**Your goal**. Using the records below, give the number of lines where the word "nhousing" appears, with no further output.

* * *

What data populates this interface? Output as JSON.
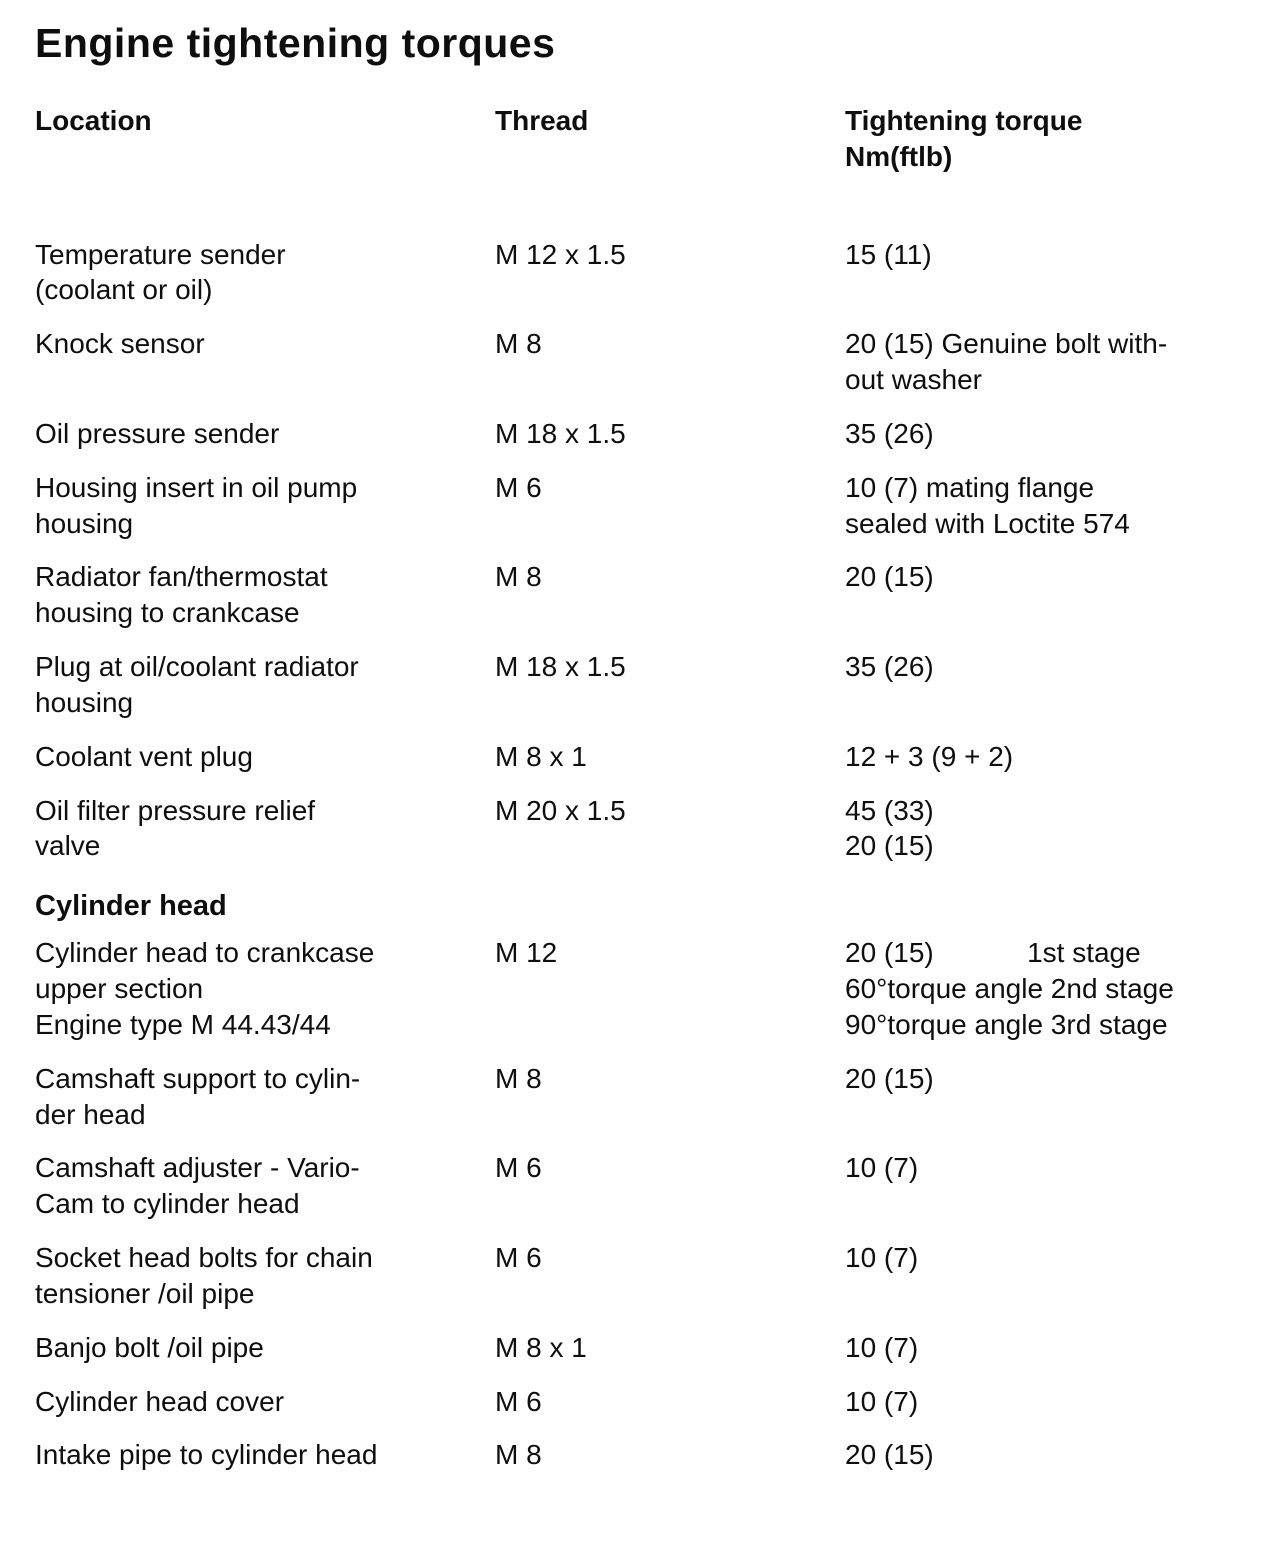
{
  "title": "Engine tightening torques",
  "headers": {
    "location": "Location",
    "thread": "Thread",
    "torque": "Tightening torque\nNm(ftlb)"
  },
  "section_heading": "Cylinder head",
  "rows": [
    {
      "location": "Temperature sender\n(coolant or oil)",
      "thread": "M 12 x 1.5",
      "torque": "15 (11)"
    },
    {
      "location": "Knock sensor",
      "thread": "M 8",
      "torque": "20 (15) Genuine bolt with-\nout washer"
    },
    {
      "location": "Oil pressure sender",
      "thread": "M 18 x 1.5",
      "torque": "35 (26)"
    },
    {
      "location": "Housing insert in oil pump\nhousing",
      "thread": "M 6",
      "torque": "10 (7) mating flange\nsealed with Loctite 574"
    },
    {
      "location": "Radiator fan/thermostat\nhousing to crankcase",
      "thread": "M 8",
      "torque": "20 (15)"
    },
    {
      "location": "Plug at oil/coolant radiator\nhousing",
      "thread": "M 18 x 1.5",
      "torque": "35 (26)"
    },
    {
      "location": "Coolant vent plug",
      "thread": "M 8 x 1",
      "torque": "12 + 3 (9 + 2)"
    },
    {
      "location": "Oil filter pressure relief\nvalve",
      "thread": "M 20 x 1.5",
      "torque": "45 (33)\n20 (15)"
    },
    {
      "location": "Cylinder head to crankcase\nupper section\nEngine type M 44.43/44",
      "thread": "M 12",
      "torque": "20 (15)            1st stage\n60°torque angle 2nd stage\n90°torque angle 3rd stage"
    },
    {
      "location": "Camshaft support to cylin-\nder head",
      "thread": "M 8",
      "torque": "20 (15)"
    },
    {
      "location": "Camshaft adjuster - Vario-\nCam to cylinder head",
      "thread": "M 6",
      "torque": "10 (7)"
    },
    {
      "location": "Socket head bolts for chain\ntensioner /oil pipe",
      "thread": "M 6",
      "torque": "10 (7)"
    },
    {
      "location": "Banjo bolt /oil pipe",
      "thread": "M 8 x 1",
      "torque": "10 (7)"
    },
    {
      "location": "Cylinder head cover",
      "thread": "M 6",
      "torque": "10 (7)"
    },
    {
      "location": "Intake pipe to cylinder head",
      "thread": "M 8",
      "torque": "20 (15)"
    }
  ]
}
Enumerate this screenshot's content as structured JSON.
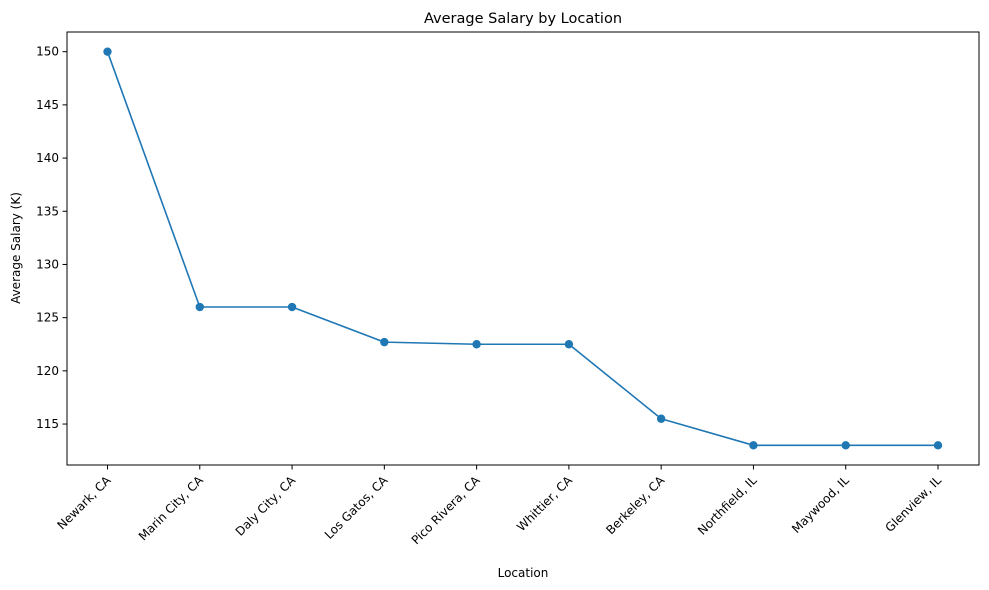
{
  "chart_data": {
    "type": "line",
    "title": "Average Salary by Location",
    "xlabel": "Location",
    "ylabel": "Average Salary (K)",
    "categories": [
      "Newark, CA",
      "Marin City, CA",
      "Daly City, CA",
      "Los Gatos, CA",
      "Pico Rivera, CA",
      "Whittier, CA",
      "Berkeley, CA",
      "Northfield, IL",
      "Maywood, IL",
      "Glenview, IL"
    ],
    "values": [
      150.0,
      126.0,
      126.0,
      122.7,
      122.5,
      122.5,
      115.5,
      113.0,
      113.0,
      113.0
    ],
    "yticks": [
      115,
      120,
      125,
      130,
      135,
      140,
      145,
      150
    ],
    "ylim": [
      111.15,
      151.85
    ],
    "grid": false,
    "color": "#1f77b4",
    "marker": "circle"
  }
}
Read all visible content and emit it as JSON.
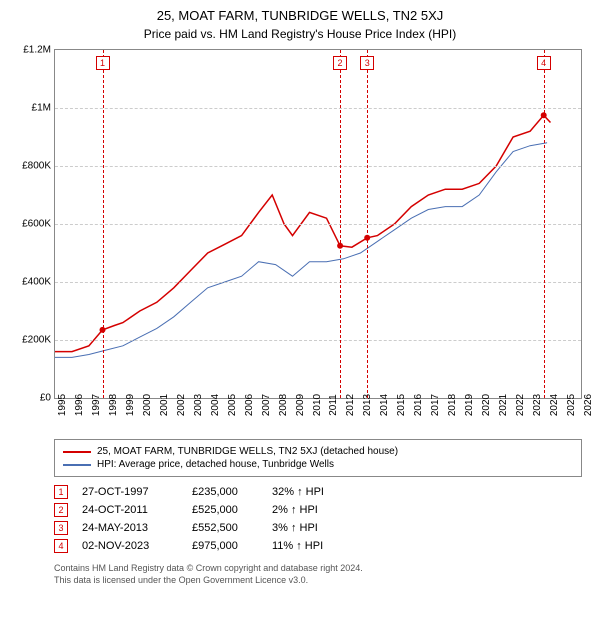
{
  "title": "25, MOAT FARM, TUNBRIDGE WELLS, TN2 5XJ",
  "subtitle": "Price paid vs. HM Land Registry's House Price Index (HPI)",
  "chart": {
    "type": "line",
    "background_color": "#ffffff",
    "grid_color": "#cccccc",
    "axis_color": "#888888",
    "x_years": [
      1995,
      1996,
      1997,
      1998,
      1999,
      2000,
      2001,
      2002,
      2003,
      2004,
      2005,
      2006,
      2007,
      2008,
      2009,
      2010,
      2011,
      2012,
      2013,
      2014,
      2015,
      2016,
      2017,
      2018,
      2019,
      2020,
      2021,
      2022,
      2023,
      2024,
      2025,
      2026
    ],
    "xlim": [
      1995,
      2026
    ],
    "ylim": [
      0,
      1200000
    ],
    "y_ticks": [
      0,
      200000,
      400000,
      600000,
      800000,
      1000000,
      1200000
    ],
    "y_tick_labels": [
      "£0",
      "£200K",
      "£400K",
      "£600K",
      "£800K",
      "£1M",
      "£1.2M"
    ],
    "series": [
      {
        "name": "25, MOAT FARM, TUNBRIDGE WELLS, TN2 5XJ (detached house)",
        "color": "#d40000",
        "line_width": 1.5,
        "points": [
          [
            1995.0,
            160000
          ],
          [
            1996.0,
            160000
          ],
          [
            1997.0,
            180000
          ],
          [
            1997.8,
            235000
          ],
          [
            1998.5,
            250000
          ],
          [
            1999.0,
            260000
          ],
          [
            2000.0,
            300000
          ],
          [
            2001.0,
            330000
          ],
          [
            2002.0,
            380000
          ],
          [
            2003.0,
            440000
          ],
          [
            2004.0,
            500000
          ],
          [
            2005.0,
            530000
          ],
          [
            2006.0,
            560000
          ],
          [
            2007.0,
            640000
          ],
          [
            2007.8,
            700000
          ],
          [
            2008.5,
            600000
          ],
          [
            2009.0,
            560000
          ],
          [
            2010.0,
            640000
          ],
          [
            2011.0,
            620000
          ],
          [
            2011.8,
            525000
          ],
          [
            2012.5,
            520000
          ],
          [
            2013.4,
            552500
          ],
          [
            2014.0,
            560000
          ],
          [
            2015.0,
            600000
          ],
          [
            2016.0,
            660000
          ],
          [
            2017.0,
            700000
          ],
          [
            2018.0,
            720000
          ],
          [
            2019.0,
            720000
          ],
          [
            2020.0,
            740000
          ],
          [
            2021.0,
            800000
          ],
          [
            2022.0,
            900000
          ],
          [
            2023.0,
            920000
          ],
          [
            2023.8,
            975000
          ],
          [
            2024.2,
            950000
          ]
        ]
      },
      {
        "name": "HPI: Average price, detached house, Tunbridge Wells",
        "color": "#4a6fb3",
        "line_width": 1,
        "points": [
          [
            1995.0,
            140000
          ],
          [
            1996.0,
            140000
          ],
          [
            1997.0,
            150000
          ],
          [
            1998.0,
            165000
          ],
          [
            1999.0,
            180000
          ],
          [
            2000.0,
            210000
          ],
          [
            2001.0,
            240000
          ],
          [
            2002.0,
            280000
          ],
          [
            2003.0,
            330000
          ],
          [
            2004.0,
            380000
          ],
          [
            2005.0,
            400000
          ],
          [
            2006.0,
            420000
          ],
          [
            2007.0,
            470000
          ],
          [
            2008.0,
            460000
          ],
          [
            2009.0,
            420000
          ],
          [
            2010.0,
            470000
          ],
          [
            2011.0,
            470000
          ],
          [
            2012.0,
            480000
          ],
          [
            2013.0,
            500000
          ],
          [
            2014.0,
            540000
          ],
          [
            2015.0,
            580000
          ],
          [
            2016.0,
            620000
          ],
          [
            2017.0,
            650000
          ],
          [
            2018.0,
            660000
          ],
          [
            2019.0,
            660000
          ],
          [
            2020.0,
            700000
          ],
          [
            2021.0,
            780000
          ],
          [
            2022.0,
            850000
          ],
          [
            2023.0,
            870000
          ],
          [
            2024.0,
            880000
          ]
        ]
      }
    ],
    "markers": [
      {
        "n": "1",
        "year": 1997.8,
        "color": "#d40000",
        "dot_y": 235000
      },
      {
        "n": "2",
        "year": 2011.8,
        "color": "#d40000",
        "dot_y": 525000
      },
      {
        "n": "3",
        "year": 2013.4,
        "color": "#d40000",
        "dot_y": 552500
      },
      {
        "n": "4",
        "year": 2023.8,
        "color": "#d40000",
        "dot_y": 975000
      }
    ]
  },
  "legend": {
    "items": [
      {
        "color": "#d40000",
        "label": "25, MOAT FARM, TUNBRIDGE WELLS, TN2 5XJ (detached house)"
      },
      {
        "color": "#4a6fb3",
        "label": "HPI: Average price, detached house, Tunbridge Wells"
      }
    ]
  },
  "sales": [
    {
      "n": "1",
      "date": "27-OCT-1997",
      "price": "£235,000",
      "diff": "32% ↑ HPI",
      "color": "#d40000"
    },
    {
      "n": "2",
      "date": "24-OCT-2011",
      "price": "£525,000",
      "diff": "2% ↑ HPI",
      "color": "#d40000"
    },
    {
      "n": "3",
      "date": "24-MAY-2013",
      "price": "£552,500",
      "diff": "3% ↑ HPI",
      "color": "#d40000"
    },
    {
      "n": "4",
      "date": "02-NOV-2023",
      "price": "£975,000",
      "diff": "11% ↑ HPI",
      "color": "#d40000"
    }
  ],
  "footer": {
    "line1": "Contains HM Land Registry data © Crown copyright and database right 2024.",
    "line2": "This data is licensed under the Open Government Licence v3.0."
  }
}
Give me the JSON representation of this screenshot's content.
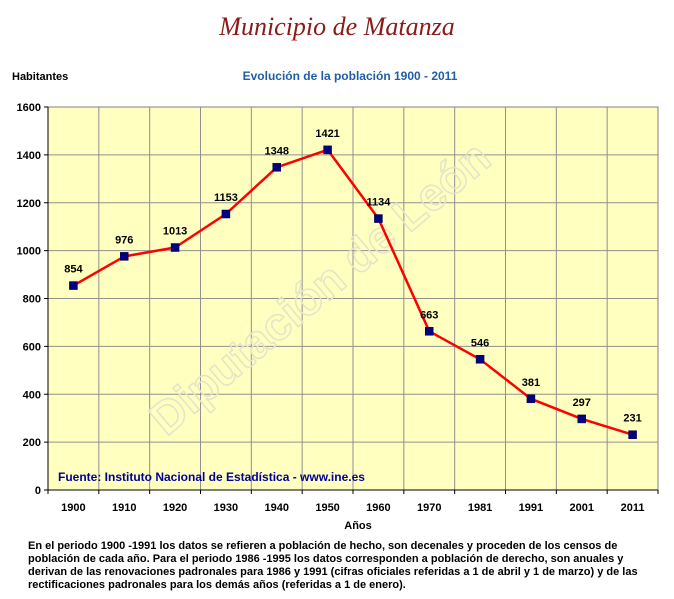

* * *

**Expected output**. 3